(Saved data entries)
______
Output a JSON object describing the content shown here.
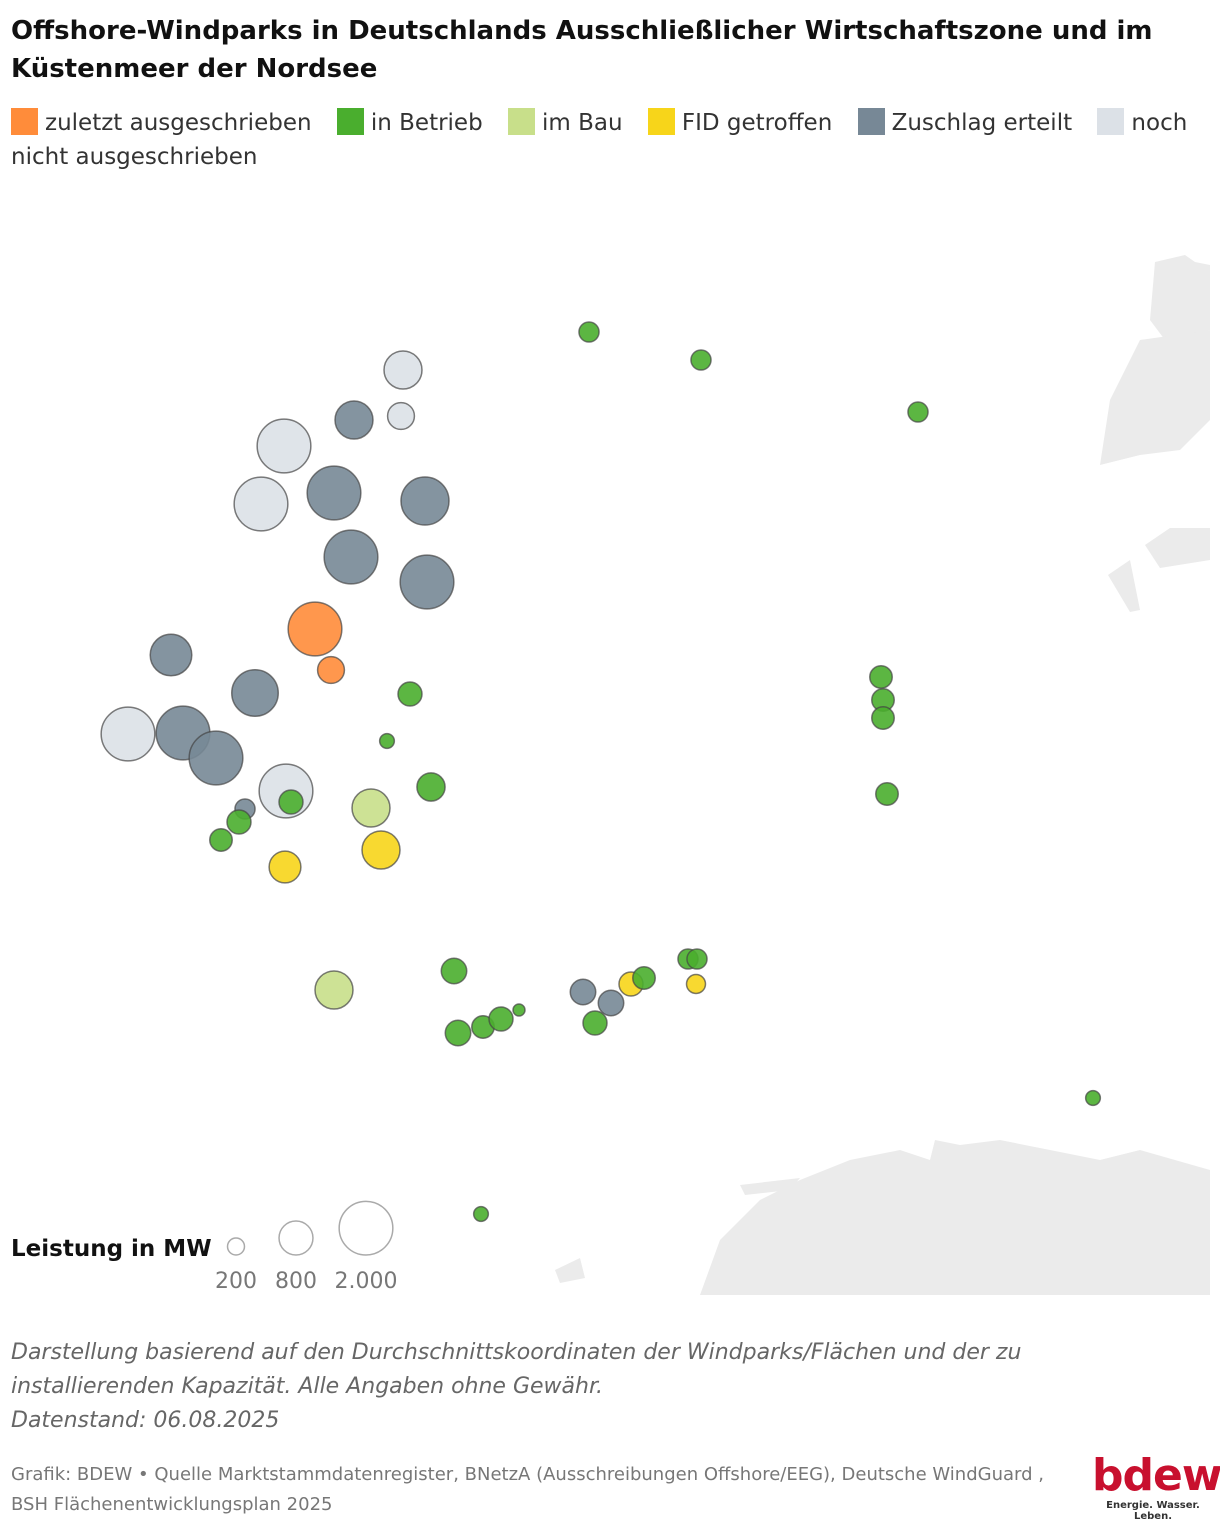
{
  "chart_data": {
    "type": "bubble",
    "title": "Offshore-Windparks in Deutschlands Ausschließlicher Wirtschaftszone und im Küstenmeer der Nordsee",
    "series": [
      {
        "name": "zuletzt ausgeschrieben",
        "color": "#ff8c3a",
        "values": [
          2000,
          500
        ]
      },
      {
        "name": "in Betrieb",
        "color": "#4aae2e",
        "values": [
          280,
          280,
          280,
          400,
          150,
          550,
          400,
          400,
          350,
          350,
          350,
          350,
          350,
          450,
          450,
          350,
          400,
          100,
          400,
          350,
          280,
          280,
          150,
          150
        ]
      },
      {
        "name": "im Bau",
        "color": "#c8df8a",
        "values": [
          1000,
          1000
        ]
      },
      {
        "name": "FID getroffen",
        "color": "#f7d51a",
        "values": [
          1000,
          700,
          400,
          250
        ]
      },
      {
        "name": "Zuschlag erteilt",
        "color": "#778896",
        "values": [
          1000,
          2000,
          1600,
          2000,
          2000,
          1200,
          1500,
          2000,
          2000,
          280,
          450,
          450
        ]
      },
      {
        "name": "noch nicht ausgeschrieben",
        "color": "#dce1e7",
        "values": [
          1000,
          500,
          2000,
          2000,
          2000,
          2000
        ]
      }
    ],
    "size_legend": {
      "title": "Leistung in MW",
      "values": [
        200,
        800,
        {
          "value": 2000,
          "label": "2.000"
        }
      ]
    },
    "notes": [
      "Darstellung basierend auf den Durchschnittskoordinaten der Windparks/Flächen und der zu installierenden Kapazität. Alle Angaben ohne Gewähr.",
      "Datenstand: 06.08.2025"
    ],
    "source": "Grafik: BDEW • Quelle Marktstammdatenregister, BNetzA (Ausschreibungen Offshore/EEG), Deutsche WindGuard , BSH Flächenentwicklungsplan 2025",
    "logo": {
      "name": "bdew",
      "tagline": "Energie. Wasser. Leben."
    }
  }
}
______
* _YOUR OBJECTIVE_
Restate each of the entries above word for word and skip every image.

* _ANSWER FOR THE TASK_
Output a JSON object describing the content shown here.
{
  "chart_data": {
    "type": "bubble",
    "title": "Offshore-Windparks in Deutschlands Ausschließlicher Wirtschaftszone und im Küstenmeer der Nordsee",
    "series": [
      {
        "name": "zuletzt ausgeschrieben",
        "color": "#ff8c3a",
        "values": [
          2000,
          500
        ]
      },
      {
        "name": "in Betrieb",
        "color": "#4aae2e",
        "values": [
          280,
          280,
          280,
          400,
          150,
          550,
          400,
          400,
          350,
          350,
          350,
          350,
          350,
          450,
          450,
          350,
          400,
          100,
          400,
          350,
          280,
          280,
          150,
          150
        ]
      },
      {
        "name": "im Bau",
        "color": "#c8df8a",
        "values": [
          1000,
          1000
        ]
      },
      {
        "name": "FID getroffen",
        "color": "#f7d51a",
        "values": [
          1000,
          700,
          400,
          250
        ]
      },
      {
        "name": "Zuschlag erteilt",
        "color": "#778896",
        "values": [
          1000,
          2000,
          1600,
          2000,
          2000,
          1200,
          1500,
          2000,
          2000,
          280,
          450,
          450
        ]
      },
      {
        "name": "noch nicht ausgeschrieben",
        "color": "#dce1e7",
        "values": [
          1000,
          500,
          2000,
          2000,
          2000,
          2000
        ]
      }
    ],
    "size_legend": {
      "title": "Leistung in MW",
      "values": [
        200,
        800,
        {
          "value": 2000,
          "label": "2.000"
        }
      ]
    },
    "notes": [
      "Darstellung basierend auf den Durchschnittskoordinaten der Windparks/Flächen und der zu installierenden Kapazität. Alle Angaben ohne Gewähr.",
      "Datenstand: 06.08.2025"
    ],
    "source": "Grafik: BDEW • Quelle Marktstammdatenregister, BNetzA (Ausschreibungen Offshore/EEG), Deutsche WindGuard , BSH Flächenentwicklungsplan 2025",
    "logo": {
      "name": "bdew",
      "tagline": "Energie. Wasser. Leben."
    }
  }
}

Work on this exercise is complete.